■ Saved entries:
------------------------------------------------

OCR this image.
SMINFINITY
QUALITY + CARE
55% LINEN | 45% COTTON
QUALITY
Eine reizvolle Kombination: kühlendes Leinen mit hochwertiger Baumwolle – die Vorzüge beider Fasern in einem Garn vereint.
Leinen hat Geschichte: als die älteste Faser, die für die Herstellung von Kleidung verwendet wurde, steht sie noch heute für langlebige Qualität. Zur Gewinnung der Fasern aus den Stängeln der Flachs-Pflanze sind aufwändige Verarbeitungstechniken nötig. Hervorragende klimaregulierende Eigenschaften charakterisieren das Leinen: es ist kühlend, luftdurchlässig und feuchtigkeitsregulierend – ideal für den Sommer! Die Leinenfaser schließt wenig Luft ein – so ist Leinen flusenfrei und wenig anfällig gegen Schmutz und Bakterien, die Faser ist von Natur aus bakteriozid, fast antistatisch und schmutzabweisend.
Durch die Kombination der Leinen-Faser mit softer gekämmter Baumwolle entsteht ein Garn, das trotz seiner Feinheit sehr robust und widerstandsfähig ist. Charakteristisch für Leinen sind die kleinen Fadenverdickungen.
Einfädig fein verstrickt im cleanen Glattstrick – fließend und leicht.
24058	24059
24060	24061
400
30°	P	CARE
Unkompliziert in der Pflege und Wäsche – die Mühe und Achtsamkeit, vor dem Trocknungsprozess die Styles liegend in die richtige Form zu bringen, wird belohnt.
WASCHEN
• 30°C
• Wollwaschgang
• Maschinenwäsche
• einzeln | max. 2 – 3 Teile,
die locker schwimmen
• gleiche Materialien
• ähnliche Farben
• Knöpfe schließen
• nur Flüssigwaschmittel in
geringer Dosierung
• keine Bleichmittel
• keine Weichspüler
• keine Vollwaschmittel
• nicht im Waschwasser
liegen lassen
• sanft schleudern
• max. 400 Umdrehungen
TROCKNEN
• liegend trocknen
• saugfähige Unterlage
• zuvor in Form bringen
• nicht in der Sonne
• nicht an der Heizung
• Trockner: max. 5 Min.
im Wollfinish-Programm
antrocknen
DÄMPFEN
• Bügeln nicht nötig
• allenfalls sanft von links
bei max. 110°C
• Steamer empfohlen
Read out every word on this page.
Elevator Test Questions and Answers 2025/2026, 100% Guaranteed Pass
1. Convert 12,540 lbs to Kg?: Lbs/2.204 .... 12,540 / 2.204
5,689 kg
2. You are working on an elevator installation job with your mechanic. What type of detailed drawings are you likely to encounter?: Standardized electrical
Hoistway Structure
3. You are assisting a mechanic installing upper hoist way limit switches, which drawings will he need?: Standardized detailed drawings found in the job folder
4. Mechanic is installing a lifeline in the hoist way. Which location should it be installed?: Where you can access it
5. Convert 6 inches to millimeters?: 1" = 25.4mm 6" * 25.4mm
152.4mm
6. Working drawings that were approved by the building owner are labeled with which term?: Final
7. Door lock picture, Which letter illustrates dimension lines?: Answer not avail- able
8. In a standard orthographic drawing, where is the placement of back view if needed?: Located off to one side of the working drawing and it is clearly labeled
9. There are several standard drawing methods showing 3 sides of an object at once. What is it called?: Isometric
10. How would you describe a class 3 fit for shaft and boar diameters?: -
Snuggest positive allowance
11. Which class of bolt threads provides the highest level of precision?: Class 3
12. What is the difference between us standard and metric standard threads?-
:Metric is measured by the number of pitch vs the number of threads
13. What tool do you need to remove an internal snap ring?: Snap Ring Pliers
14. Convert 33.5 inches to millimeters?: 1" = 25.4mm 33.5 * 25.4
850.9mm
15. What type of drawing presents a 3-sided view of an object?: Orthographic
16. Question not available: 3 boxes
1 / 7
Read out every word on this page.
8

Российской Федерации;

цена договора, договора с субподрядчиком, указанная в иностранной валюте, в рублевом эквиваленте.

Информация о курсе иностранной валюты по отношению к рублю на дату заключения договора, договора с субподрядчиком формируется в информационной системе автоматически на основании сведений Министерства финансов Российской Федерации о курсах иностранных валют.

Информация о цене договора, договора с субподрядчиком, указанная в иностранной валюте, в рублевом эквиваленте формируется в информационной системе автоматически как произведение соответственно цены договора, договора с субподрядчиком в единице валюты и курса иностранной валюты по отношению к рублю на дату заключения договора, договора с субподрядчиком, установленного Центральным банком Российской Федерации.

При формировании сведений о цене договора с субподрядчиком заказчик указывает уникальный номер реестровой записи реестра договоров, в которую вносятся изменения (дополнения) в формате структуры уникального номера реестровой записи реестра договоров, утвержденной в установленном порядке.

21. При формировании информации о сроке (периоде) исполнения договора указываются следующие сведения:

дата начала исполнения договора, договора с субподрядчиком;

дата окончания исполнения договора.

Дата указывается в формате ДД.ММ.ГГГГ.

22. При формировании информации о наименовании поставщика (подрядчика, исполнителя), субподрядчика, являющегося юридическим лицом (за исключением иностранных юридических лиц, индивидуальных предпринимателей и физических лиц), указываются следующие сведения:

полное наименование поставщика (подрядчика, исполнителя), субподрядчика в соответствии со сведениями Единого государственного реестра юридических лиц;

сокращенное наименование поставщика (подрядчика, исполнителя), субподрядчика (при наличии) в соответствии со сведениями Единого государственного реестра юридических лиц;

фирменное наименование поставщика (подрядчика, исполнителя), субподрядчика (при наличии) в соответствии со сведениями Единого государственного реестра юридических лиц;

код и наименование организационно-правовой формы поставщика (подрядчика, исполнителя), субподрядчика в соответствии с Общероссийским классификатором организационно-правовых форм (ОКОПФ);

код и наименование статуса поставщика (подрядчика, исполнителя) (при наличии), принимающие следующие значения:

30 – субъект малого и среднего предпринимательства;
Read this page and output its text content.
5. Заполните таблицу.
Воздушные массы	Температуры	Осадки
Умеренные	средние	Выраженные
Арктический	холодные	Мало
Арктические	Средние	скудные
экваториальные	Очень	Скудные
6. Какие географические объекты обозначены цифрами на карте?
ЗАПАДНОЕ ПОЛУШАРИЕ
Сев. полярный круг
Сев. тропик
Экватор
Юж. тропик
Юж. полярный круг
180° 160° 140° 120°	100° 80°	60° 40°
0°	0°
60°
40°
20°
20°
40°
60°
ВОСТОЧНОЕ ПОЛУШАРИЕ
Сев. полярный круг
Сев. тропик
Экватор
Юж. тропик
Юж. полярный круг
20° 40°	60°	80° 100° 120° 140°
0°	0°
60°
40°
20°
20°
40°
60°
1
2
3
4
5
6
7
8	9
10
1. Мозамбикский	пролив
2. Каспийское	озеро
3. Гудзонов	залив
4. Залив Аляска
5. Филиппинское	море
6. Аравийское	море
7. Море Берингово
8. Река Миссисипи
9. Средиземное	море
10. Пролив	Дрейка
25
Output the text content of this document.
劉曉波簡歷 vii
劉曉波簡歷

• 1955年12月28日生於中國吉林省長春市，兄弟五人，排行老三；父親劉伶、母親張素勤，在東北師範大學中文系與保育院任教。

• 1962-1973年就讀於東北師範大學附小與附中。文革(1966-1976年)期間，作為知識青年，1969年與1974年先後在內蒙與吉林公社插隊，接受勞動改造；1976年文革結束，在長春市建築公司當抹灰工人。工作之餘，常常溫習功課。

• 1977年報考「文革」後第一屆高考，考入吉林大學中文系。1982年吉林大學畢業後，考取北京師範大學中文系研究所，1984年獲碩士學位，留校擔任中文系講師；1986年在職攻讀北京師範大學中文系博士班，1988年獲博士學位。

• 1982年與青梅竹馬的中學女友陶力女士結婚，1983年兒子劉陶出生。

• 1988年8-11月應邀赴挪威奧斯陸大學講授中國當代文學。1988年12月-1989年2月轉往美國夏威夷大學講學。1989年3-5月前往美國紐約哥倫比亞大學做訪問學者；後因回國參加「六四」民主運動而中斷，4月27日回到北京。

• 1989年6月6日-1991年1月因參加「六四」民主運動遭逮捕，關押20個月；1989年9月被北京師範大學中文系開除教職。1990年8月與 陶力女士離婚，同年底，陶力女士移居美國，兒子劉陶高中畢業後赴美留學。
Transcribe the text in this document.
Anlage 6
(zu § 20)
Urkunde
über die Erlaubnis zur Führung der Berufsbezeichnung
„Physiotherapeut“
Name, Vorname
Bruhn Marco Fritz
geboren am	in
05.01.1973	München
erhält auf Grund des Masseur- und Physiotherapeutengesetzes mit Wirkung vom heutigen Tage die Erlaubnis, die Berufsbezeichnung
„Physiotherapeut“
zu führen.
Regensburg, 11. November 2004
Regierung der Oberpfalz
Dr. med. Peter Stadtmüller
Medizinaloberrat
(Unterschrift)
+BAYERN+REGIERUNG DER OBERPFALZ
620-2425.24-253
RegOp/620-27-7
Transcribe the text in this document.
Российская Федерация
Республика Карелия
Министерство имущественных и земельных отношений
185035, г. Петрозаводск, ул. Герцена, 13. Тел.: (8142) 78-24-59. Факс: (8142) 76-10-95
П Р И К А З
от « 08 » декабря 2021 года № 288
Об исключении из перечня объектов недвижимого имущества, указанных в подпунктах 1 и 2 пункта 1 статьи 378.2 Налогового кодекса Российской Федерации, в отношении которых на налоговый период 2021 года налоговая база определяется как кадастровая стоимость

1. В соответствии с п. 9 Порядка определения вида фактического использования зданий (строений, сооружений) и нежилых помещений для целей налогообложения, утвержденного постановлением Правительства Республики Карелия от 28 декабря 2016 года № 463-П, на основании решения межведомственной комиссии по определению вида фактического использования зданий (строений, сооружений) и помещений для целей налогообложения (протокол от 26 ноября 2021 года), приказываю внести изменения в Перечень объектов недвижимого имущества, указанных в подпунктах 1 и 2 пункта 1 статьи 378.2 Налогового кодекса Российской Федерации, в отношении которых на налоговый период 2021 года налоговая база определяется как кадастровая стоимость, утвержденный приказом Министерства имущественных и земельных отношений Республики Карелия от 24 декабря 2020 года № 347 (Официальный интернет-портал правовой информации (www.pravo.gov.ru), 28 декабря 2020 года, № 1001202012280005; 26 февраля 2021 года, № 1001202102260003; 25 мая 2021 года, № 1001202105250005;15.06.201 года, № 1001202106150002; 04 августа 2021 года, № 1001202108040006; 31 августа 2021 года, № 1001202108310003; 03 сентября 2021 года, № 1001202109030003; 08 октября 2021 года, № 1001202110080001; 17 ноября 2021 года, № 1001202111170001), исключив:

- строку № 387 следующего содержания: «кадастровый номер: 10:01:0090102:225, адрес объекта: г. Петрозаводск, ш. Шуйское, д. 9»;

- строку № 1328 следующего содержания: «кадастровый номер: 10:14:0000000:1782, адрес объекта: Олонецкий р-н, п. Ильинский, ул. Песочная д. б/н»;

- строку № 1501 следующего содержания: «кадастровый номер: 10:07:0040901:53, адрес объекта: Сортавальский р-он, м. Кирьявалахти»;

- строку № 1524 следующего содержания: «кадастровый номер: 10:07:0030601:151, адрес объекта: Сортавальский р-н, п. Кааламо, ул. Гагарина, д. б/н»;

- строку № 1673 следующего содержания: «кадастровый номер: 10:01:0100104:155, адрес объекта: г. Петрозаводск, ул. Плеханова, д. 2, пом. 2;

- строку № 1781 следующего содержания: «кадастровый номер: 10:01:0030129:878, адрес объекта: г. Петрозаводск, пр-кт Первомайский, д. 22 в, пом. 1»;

------------------------------------------------

■ What is required:
Gather up every line from the listing above in which the word "nicht" occurs.

■ Written answer:
• nicht im Waschwasser
• nicht in der Sonne
• nicht an der Heizung
• Bügeln nicht nötig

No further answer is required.